RECORDS PROVIDED ->
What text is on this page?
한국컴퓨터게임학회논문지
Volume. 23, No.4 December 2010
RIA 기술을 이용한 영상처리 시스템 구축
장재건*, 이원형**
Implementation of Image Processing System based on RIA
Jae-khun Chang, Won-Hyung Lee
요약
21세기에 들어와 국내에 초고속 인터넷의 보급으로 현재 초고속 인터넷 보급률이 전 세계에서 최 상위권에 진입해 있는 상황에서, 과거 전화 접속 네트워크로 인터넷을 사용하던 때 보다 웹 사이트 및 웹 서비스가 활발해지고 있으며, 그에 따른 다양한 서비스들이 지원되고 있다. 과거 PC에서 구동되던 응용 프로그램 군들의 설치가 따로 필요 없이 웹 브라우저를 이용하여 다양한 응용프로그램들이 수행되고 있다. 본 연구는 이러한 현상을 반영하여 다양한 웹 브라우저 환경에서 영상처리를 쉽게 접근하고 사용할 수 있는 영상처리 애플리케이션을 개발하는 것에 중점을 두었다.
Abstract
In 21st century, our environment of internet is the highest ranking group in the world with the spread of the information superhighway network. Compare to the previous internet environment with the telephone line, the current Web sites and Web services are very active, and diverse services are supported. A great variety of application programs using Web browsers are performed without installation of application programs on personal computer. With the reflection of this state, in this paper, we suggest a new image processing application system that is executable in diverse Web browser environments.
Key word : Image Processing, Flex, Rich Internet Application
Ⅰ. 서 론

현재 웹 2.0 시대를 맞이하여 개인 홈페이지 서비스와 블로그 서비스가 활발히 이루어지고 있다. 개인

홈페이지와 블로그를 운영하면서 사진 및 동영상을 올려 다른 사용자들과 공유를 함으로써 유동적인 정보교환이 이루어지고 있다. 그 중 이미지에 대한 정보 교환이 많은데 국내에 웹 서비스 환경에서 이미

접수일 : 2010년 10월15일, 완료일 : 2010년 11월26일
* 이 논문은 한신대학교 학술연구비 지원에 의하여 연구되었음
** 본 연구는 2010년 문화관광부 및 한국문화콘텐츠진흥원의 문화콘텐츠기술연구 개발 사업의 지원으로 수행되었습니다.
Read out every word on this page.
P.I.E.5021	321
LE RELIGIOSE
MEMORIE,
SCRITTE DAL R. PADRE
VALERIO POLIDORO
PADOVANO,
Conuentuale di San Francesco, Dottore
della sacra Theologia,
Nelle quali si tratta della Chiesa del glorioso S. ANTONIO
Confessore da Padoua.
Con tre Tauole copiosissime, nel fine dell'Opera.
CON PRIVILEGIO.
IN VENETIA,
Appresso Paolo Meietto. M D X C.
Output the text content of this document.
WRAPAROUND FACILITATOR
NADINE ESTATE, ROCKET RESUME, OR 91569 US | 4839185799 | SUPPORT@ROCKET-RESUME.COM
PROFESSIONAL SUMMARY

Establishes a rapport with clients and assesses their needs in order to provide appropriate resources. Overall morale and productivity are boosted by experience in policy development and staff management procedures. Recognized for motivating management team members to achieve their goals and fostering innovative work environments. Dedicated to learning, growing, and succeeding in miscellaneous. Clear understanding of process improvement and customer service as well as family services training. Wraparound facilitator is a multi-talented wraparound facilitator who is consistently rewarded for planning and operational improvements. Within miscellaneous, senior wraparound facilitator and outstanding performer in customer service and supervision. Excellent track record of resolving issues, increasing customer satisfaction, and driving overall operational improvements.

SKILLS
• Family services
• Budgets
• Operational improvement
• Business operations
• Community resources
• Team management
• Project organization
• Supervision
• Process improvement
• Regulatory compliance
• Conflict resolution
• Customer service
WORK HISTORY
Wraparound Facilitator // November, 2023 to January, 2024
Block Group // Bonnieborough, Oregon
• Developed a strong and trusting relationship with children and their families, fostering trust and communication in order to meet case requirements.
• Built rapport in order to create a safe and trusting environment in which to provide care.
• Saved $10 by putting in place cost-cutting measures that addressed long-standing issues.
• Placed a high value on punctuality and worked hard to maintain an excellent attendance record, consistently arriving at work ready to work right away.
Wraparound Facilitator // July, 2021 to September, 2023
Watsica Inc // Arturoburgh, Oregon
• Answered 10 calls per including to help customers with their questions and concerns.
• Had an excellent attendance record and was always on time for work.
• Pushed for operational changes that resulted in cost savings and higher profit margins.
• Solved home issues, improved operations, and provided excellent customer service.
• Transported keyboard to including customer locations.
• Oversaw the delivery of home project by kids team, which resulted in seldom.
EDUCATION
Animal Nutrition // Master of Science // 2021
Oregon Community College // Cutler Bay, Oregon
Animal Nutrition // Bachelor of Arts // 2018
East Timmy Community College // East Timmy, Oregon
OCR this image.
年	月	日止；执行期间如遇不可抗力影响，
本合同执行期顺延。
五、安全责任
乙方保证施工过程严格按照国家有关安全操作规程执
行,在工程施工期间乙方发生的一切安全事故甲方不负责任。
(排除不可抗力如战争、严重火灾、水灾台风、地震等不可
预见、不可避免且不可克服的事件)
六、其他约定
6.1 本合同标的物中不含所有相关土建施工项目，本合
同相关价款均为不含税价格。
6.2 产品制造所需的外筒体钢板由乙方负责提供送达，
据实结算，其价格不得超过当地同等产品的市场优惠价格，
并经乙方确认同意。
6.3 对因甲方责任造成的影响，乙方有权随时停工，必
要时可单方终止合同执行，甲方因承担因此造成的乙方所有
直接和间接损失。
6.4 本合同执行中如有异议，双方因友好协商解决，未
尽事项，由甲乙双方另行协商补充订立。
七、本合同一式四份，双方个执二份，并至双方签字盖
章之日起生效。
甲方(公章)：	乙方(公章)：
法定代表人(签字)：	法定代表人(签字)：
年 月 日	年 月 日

SHORT TASK -> Every record above must be duplicated exactly.

SOLUTION FOR THIS PROBLEM ->
What text is on this page?
한국컴퓨터게임학회논문지
Volume. 23, No.4 December 2010
RIA 기술을 이용한 영상처리 시스템 구축
장재건*, 이원형**
Implementation of Image Processing System based on RIA
Jae-khun Chang, Won-Hyung Lee
요약
21세기에 들어와 국내에 초고속 인터넷의 보급으로 현재 초고속 인터넷 보급률이 전 세계에서 최 상위권에 진입해 있는 상황에서, 과거 전화 접속 네트워크로 인터넷을 사용하던 때 보다 웹 사이트 및 웹 서비스가 활발해지고 있으며, 그에 따른 다양한 서비스들이 지원되고 있다. 과거 PC에서 구동되던 응용 프로그램 군들의 설치가 따로 필요 없이 웹 브라우저를 이용하여 다양한 응용프로그램들이 수행되고 있다. 본 연구는 이러한 현상을 반영하여 다양한 웹 브라우저 환경에서 영상처리를 쉽게 접근하고 사용할 수 있는 영상처리 애플리케이션을 개발하는 것에 중점을 두었다.
Abstract
In 21st century, our environment of internet is the highest ranking group in the world with the spread of the information superhighway network. Compare to the previous internet environment with the telephone line, the current Web sites and Web services are very active, and diverse services are supported. A great variety of application programs using Web browsers are performed without installation of application programs on personal computer. With the reflection of this state, in this paper, we suggest a new image processing application system that is executable in diverse Web browser environments.
Key word : Image Processing, Flex, Rich Internet Application
Ⅰ. 서 론

현재 웹 2.0 시대를 맞이하여 개인 홈페이지 서비스와 블로그 서비스가 활발히 이루어지고 있다. 개인

홈페이지와 블로그를 운영하면서 사진 및 동영상을 올려 다른 사용자들과 공유를 함으로써 유동적인 정보교환이 이루어지고 있다. 그 중 이미지에 대한 정보 교환이 많은데 국내에 웹 서비스 환경에서 이미

접수일 : 2010년 10월15일, 완료일 : 2010년 11월26일
* 이 논문은 한신대학교 학술연구비 지원에 의하여 연구되었음
** 본 연구는 2010년 문화관광부 및 한국문화콘텐츠진흥원의 문화콘텐츠기술연구 개발 사업의 지원으로 수행되었습니다.
Read out every word on this page.
P.I.E.5021	321
LE RELIGIOSE
MEMORIE,
SCRITTE DAL R. PADRE
VALERIO POLIDORO
PADOVANO,
Conuentuale di San Francesco, Dottore
della sacra Theologia,
Nelle quali si tratta della Chiesa del glorioso S. ANTONIO
Confessore da Padoua.
Con tre Tauole copiosissime, nel fine dell'Opera.
CON PRIVILEGIO.
IN VENETIA,
Appresso Paolo Meietto. M D X C.
Output the text content of this document.
WRAPAROUND FACILITATOR
NADINE ESTATE, ROCKET RESUME, OR 91569 US | 4839185799 | SUPPORT@ROCKET-RESUME.COM
PROFESSIONAL SUMMARY

Establishes a rapport with clients and assesses their needs in order to provide appropriate resources. Overall morale and productivity are boosted by experience in policy development and staff management procedures. Recognized for motivating management team members to achieve their goals and fostering innovative work environments. Dedicated to learning, growing, and succeeding in miscellaneous. Clear understanding of process improvement and customer service as well as family services training. Wraparound facilitator is a multi-talented wraparound facilitator who is consistently rewarded for planning and operational improvements. Within miscellaneous, senior wraparound facilitator and outstanding performer in customer service and supervision. Excellent track record of resolving issues, increasing customer satisfaction, and driving overall operational improvements.

SKILLS
• Family services
• Budgets
• Operational improvement
• Business operations
• Community resources
• Team management
• Project organization
• Supervision
• Process improvement
• Regulatory compliance
• Conflict resolution
• Customer service
WORK HISTORY
Wraparound Facilitator // November, 2023 to January, 2024
Block Group // Bonnieborough, Oregon
• Developed a strong and trusting relationship with children and their families, fostering trust and communication in order to meet case requirements.
• Built rapport in order to create a safe and trusting environment in which to provide care.
• Saved $10 by putting in place cost-cutting measures that addressed long-standing issues.
• Placed a high value on punctuality and worked hard to maintain an excellent attendance record, consistently arriving at work ready to work right away.
Wraparound Facilitator // July, 2021 to September, 2023
Watsica Inc // Arturoburgh, Oregon
• Answered 10 calls per including to help customers with their questions and concerns.
• Had an excellent attendance record and was always on time for work.
• Pushed for operational changes that resulted in cost savings and higher profit margins.
• Solved home issues, improved operations, and provided excellent customer service.
• Transported keyboard to including customer locations.
• Oversaw the delivery of home project by kids team, which resulted in seldom.
EDUCATION
Animal Nutrition // Master of Science // 2021
Oregon Community College // Cutler Bay, Oregon
Animal Nutrition // Bachelor of Arts // 2018
East Timmy Community College // East Timmy, Oregon
OCR this image.
年	月	日止；执行期间如遇不可抗力影响，
本合同执行期顺延。
五、安全责任
乙方保证施工过程严格按照国家有关安全操作规程执
行,在工程施工期间乙方发生的一切安全事故甲方不负责任。
(排除不可抗力如战争、严重火灾、水灾台风、地震等不可
预见、不可避免且不可克服的事件)
六、其他约定
6.1 本合同标的物中不含所有相关土建施工项目，本合
同相关价款均为不含税价格。
6.2 产品制造所需的外筒体钢板由乙方负责提供送达，
据实结算，其价格不得超过当地同等产品的市场优惠价格，
并经乙方确认同意。
6.3 对因甲方责任造成的影响，乙方有权随时停工，必
要时可单方终止合同执行，甲方因承担因此造成的乙方所有
直接和间接损失。
6.4 本合同执行中如有异议，双方因友好协商解决，未
尽事项，由甲乙双方另行协商补充订立。
七、本合同一式四份，双方个执二份，并至双方签字盖
章之日起生效。
甲方(公章)：	乙方(公章)：
法定代表人(签字)：	法定代表人(签字)：
年 月 日	年 月 日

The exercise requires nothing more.